> **Page text**:
########

Coaching supervision at scale
Jill Pinington, Association of Coaching Supervisors (AoCS)’ regional coordinator for The North of England, talked to three members of the AoCS’ Leads team, and took part in the FCC Roundtable discussion on the future of coaching. She explores implications, challenges and opportunities for coaching supervision
We hear the world’s call for coaching at scale: what then for coaching supervision?
As we contemplate coaching supervision at scale, how must we change, and what are we willing to compromise?
Quality, risk, and psychological safety issues can all get in the way when we scale coaching. If we stick with the traditional coach supervisory approach of one-to-one, one-to-two, or a small group that we were taught was quality standard, is it possible to meet the growing cascade of demands placed upon us?
How do we offer supervision to groups of 15 people and make it genuinely useful: are they herd or heard? This approach could be seen as a herd mentality, to ‘sheep dip’ coaching supervision, just to meet advisory requirements. Can we ensure all those in the room have their supervisory needs met: are the normative, formative, restorative and supervision requirements for each participant heard? Let’s look at how realistic it is to split a two-hour session between 15 attendees:
- With a five-minute check in and check out, that leaves a 7.33 minutes-long supervision spot for each supervisee to work in a traditional mode.
- One or two brave souls bare all in a fishbowl session on their issues and spotlight supervision for them with the hope that the quality learning translates for all present.
- Peer supervision, with one supervisor to a group of 15 coaches, who decide on a theme to explore and break out into groups of three or four people, with the supervisor visiting each group and the whole group reconvening to discuss what they have learned.
Operating each model, what do we gain or lose? Are these groups open or closed? The forming, norming, storming, performing rituals and group dynamics may enrich or hinder the peer supervision approach.
Much depends on the organisational ethos and training of the supervisees. The culture, standards, quality, expectations, confidentiality required all need to be contracted for whichever option seems most appropriate. It’s important to disentangle needs, ownership and egoic issues.
As we’re propelled into coaching at scale, there’s an increasing move towards internal coaching through manager coaches, and a pressing need for coaching supervisors and the questions they bring.
What structure and frameworks do we need for supervision in organisations? Are the people developing coaching hubs and hybrid platforms bringing their design work to supervision now? And how are the users of coaching hubs participating in those hubs and platforms? Is it as the designers intended? And what does this mean for supervision of the ethical issues and risks when coaching happens through new media?
Regarding the question coaches are often asked – what is your speciality? – supervisors help coaches reframe a positive development mindset around this. For example, instead of thinking about what is given up or missed out on by specialising, what are you gaining when you find your niche? With more coaching relationships being internal, the supervisor might be both coach and leader and/or coach and supervisor. The 7-eyed model (Hawkins & Shohet, 2006) is blown out of the water! How many eyes have we got in this Brave New World? Supervision education needs to help supervisors encompass an evolving landscape, so the experience of the supervisor matters to manage the dual relationships well. There’s no right or wrong, it’s about what’s appropriate and the benefits. How are coaches learning about ethical decision making if not through processing cases with their supervisor?

########

(Lines of data)

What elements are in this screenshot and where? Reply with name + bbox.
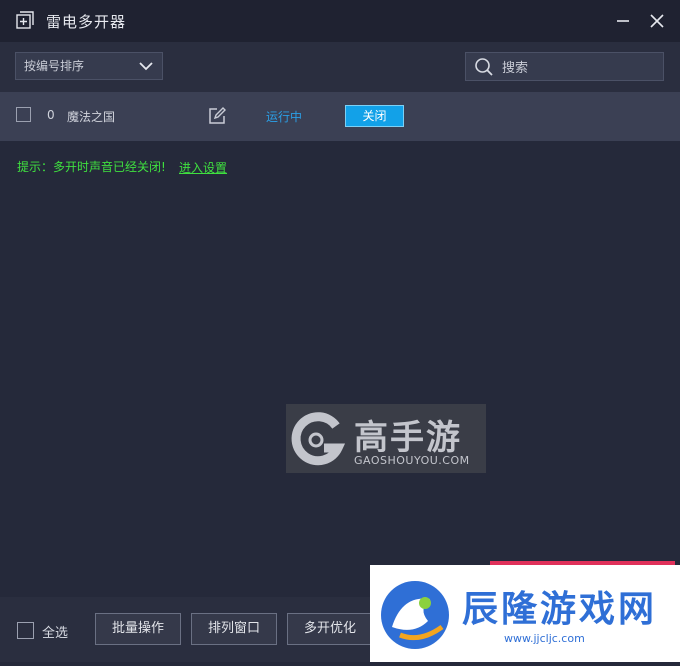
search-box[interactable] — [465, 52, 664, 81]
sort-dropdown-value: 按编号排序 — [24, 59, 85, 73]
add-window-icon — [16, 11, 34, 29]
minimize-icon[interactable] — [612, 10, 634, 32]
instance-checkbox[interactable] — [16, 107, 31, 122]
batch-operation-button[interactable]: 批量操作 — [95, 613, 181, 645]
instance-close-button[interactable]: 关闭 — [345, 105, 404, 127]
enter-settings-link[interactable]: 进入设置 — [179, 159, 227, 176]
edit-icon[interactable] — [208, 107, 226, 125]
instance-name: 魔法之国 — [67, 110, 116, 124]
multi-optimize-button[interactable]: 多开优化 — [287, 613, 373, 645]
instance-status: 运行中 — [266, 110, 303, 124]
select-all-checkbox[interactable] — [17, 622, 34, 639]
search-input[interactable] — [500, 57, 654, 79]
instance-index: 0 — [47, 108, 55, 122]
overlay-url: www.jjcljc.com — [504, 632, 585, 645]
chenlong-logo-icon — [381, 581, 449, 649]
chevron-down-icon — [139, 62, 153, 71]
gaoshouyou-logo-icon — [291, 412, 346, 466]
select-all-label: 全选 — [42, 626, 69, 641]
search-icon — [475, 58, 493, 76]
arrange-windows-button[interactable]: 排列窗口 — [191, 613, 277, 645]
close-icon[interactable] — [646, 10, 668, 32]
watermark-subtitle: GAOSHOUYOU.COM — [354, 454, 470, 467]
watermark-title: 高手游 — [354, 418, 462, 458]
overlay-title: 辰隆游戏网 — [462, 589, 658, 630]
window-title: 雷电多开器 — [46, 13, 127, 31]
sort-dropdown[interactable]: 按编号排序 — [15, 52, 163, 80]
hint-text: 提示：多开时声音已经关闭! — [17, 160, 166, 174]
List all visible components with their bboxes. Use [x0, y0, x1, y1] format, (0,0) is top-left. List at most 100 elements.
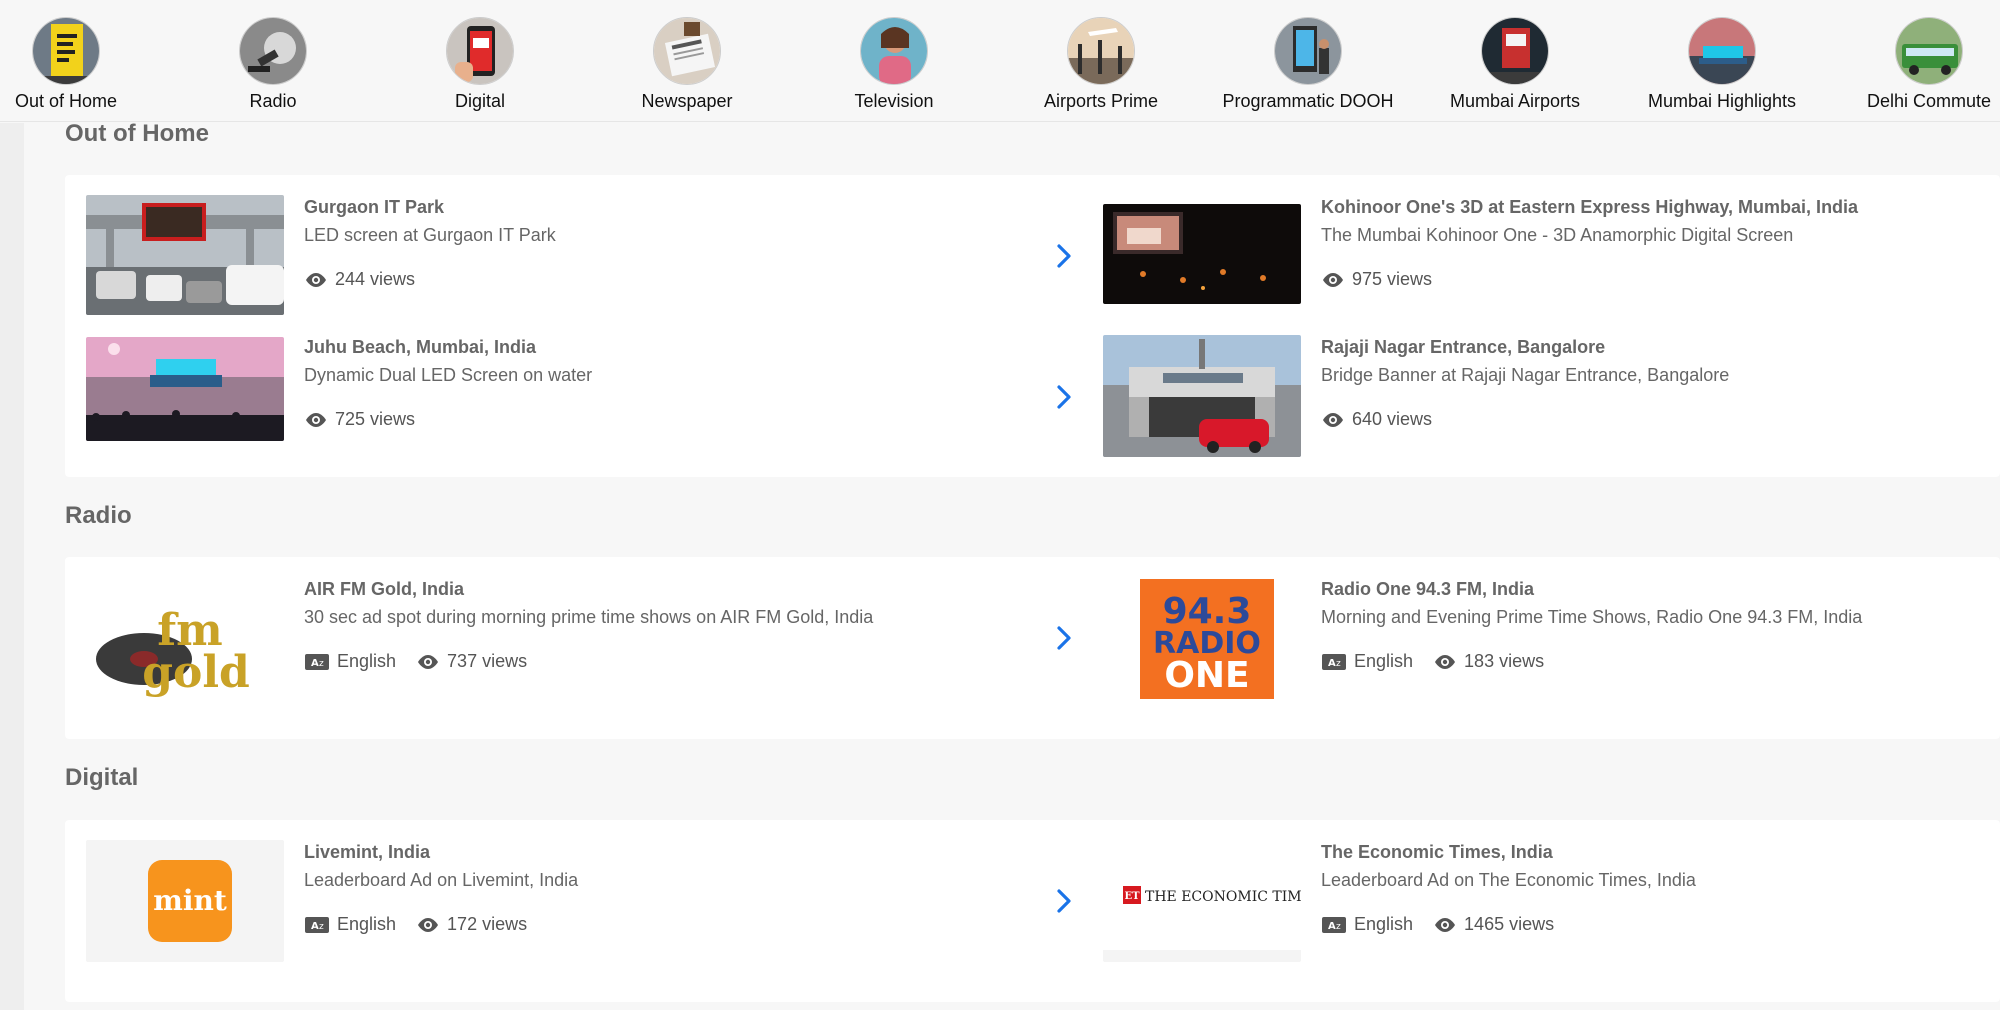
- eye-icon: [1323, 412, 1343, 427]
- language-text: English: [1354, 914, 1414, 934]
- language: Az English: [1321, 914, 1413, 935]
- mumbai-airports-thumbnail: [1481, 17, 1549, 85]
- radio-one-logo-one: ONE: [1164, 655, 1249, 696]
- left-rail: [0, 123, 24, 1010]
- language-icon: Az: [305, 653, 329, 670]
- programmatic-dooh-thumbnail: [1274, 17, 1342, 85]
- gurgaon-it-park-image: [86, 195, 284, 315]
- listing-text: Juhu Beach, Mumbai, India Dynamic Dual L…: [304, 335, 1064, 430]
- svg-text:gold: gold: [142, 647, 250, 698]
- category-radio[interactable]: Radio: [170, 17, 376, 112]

########

> **Given task 1**:
Reproduce the stretch of the coaching supervision article from "- Peer supervision, with" through "they have learned.".
> **Given task 2**:
Answer these questions from the coaching supervision article:
(a) What role does Jill Pinington hold at the Association of Coaching Supervisors?
(b) How long a supervision spot does each supervisee get when a two-hour session with a five-minute check in and check out is split between 15 attendees?
(c) Which model by Hawkins & Shohet is cited, and in what year?

> **Task result 1**:
- Peer supervision, with one supervisor to a group of 15 coaches, who decide on a theme to explore and break out into groups of three or four people, with the supervisor visiting each group and the whole group reconvening to discuss what they have learned.

> **Task result 2**:
(a) Regional coordinator for The North of England.
(b) 7.33 minutes.
(c) The 7-eyed model, 2006.